__Document extract__:
Some today consider World War II the last good (or noble) war our nation fought. I suspect it is easier to say that if you don’t remember the horror and deprivations of the war. It also implies that the U.S. was unanimous in support for WWII. The intent of such statements today is to suggest that the conflicts since have been the misbegotten and self-serving schemes of the Trilateral Commission or the Council on Foreign Relations or some other wicked cabal of accomplished Republican males. Oh yes, those who believe this are out there.
But what makes the war of the 1940s a “good” war? We were attacked, yes, but that’s happened since. The reason most commonly cited has to do with facts unknown to most combatants until late in the war. The spectacular “Band of Brothers” video collection calls one episode “Why we fight.” It tells the story of 101st Airborne units liberating some of the Nazi death camps. To many of us, that discovery sums up all the reasons why WWII was a necessary fight for freedom, civilization, and life.
Was that a good enough reason? Was it a single issue? In a way, it was a single issue that blanketed many more: genocide, imperialism, racism, military aggression, and the deepest imaginable human evil, to name a few. The right of men to live?in peace, at liberty, or however?but to live, ennobled a war in which millions of now-honored dead gave all they had. Those still living gave up their innocent youth, and years of personal peace, for the same cause.
These thoughts flood my mind when pro-life voters are called “single-issue” voters, as though this is some trivial side issue, like a national energy policy. Some Republicans get frustrated with the “values voters” and their repetitive insistence on justice for unborn humans. They fear that libertarians or moderates might not support the party on the issues they consider more important. Democrats hide their pandering to the profit-driven abortion industry behind a “holistic” ethic of life that includes various social programs, a ban on capital punishment, near pacifism, environmentalism, and, yes, “legal, safe, and rare” abortions for any cause by even the most horrible means. If a child is born alive after a botched abortion, he still has no legal protection. He is an unprotected fetus until a majority of lawmakers and justices say he isn’t. So far they haven’t.
“Safe, legal, and rare,” then, is a kind of cynical smokescreen for “whatever, LEGAL, and whatever.” It sounds similar to “Arbeit macht frei” (work will make you free), a phrase that graced the entryways to some of the Nazi facilities where people were worked to death, starved to death, or simply put to death by the millions. There was nothing true about it. It masked their intent and even fooled a few people for a short time.
Today’s single issue, life, is not dissimilar to the cause that sparked the American War Between the States. Was it worth it? Were the Yankee abolitionists single-issue people? Yes, they were, in the same way. In fact, it was the very same issue, the most basic rights for human beings who lived within the realm of our laws. Slavery was our problem and worth the horror and sorrow of that war to purge it from our borders. I don’t hear people saying that slavery or civil rights for all Americans is too small a thing for us put highest on our political agenda. Certainly no politician would be so foolish.

__Collected data__:
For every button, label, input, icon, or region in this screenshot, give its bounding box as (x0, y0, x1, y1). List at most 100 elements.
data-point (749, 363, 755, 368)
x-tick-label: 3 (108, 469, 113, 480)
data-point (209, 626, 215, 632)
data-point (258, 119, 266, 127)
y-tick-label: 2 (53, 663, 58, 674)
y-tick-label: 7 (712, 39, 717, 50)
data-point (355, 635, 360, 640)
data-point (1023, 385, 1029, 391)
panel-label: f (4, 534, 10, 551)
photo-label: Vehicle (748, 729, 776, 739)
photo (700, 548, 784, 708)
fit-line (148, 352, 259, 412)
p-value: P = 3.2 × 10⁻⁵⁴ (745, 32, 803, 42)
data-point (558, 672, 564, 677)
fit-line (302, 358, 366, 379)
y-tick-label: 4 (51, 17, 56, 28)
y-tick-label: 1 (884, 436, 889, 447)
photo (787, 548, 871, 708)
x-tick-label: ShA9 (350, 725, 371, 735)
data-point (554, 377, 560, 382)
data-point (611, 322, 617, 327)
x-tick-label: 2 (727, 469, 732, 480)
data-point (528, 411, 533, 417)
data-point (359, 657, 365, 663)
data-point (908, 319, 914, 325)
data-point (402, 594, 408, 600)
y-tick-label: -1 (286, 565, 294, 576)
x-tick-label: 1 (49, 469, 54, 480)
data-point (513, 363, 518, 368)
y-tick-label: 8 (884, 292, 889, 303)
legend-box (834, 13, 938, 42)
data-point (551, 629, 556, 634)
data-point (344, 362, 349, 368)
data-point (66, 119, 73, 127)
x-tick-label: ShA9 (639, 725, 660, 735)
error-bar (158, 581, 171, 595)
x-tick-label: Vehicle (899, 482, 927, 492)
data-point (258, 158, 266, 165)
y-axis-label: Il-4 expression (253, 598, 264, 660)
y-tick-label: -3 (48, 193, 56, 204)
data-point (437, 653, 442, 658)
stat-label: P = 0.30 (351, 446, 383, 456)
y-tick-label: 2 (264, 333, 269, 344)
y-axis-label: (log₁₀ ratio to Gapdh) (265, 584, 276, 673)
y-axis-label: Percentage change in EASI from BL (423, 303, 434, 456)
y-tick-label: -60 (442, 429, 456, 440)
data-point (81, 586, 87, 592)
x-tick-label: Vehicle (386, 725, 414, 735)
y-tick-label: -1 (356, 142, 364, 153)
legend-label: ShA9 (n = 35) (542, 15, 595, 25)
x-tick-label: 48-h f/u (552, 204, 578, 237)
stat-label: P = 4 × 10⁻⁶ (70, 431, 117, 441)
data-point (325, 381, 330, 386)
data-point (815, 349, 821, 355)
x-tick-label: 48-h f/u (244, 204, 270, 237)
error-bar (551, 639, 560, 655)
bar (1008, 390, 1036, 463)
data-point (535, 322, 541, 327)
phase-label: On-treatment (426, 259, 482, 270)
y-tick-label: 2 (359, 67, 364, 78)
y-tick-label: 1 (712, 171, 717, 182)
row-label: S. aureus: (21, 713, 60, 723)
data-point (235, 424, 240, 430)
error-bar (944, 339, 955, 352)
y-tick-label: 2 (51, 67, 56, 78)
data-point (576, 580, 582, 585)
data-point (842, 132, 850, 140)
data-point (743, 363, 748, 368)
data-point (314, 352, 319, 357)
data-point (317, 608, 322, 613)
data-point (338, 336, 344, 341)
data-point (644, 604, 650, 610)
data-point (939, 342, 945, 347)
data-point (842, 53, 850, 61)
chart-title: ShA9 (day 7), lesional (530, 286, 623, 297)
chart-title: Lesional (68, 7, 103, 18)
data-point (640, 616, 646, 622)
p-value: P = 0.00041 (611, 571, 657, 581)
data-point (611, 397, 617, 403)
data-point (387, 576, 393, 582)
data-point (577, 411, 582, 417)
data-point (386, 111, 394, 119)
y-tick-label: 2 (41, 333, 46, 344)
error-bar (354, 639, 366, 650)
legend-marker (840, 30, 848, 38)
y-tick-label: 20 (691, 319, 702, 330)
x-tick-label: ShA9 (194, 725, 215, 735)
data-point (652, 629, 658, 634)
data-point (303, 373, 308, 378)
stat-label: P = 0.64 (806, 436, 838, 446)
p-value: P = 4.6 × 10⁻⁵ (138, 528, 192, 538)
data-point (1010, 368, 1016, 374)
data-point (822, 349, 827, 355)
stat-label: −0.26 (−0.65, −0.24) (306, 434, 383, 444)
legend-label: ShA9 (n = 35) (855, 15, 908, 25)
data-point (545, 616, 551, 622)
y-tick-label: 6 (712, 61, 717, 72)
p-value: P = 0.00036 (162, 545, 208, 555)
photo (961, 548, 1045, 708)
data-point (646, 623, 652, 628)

__What this exercise asks__:
#1 Condense the essay's paragraph beginning "But what makes the war of the 1940s" into a short bulleted list that keeps its main facts.
#2 Echo everything in the essay from "Some today consider" down to "are out there.".
Please work from the essay alone.

__Solved tasks__:
#1
- The paragraph asks what makes the war of the 1940s a "good" war.
- The U.S. was attacked, but that has happened since.
- The most commonly cited reason involves facts most combatants did not know until late in the war.
- The "Band of Brothers" video collection has an episode called "Why we fight," about 101st Airborne units liberating some of the Nazi death camps.
- To many, that discovery sums up why WWII was a necessary fight for freedom, civilization, and life.

#2
Some today consider World War II the last good (or noble) war our nation fought. I suspect it is easier to say that if you don’t remember the horror and deprivations of the war. It also implies that the U.S. was unanimous in support for WWII. The intent of such statements today is to suggest that the conflicts since have been the misbegotten and self-serving schemes of the Trilateral Commission or the Council on Foreign Relations or some other wicked cabal of accomplished Republican males. Oh yes, those who believe this are out there.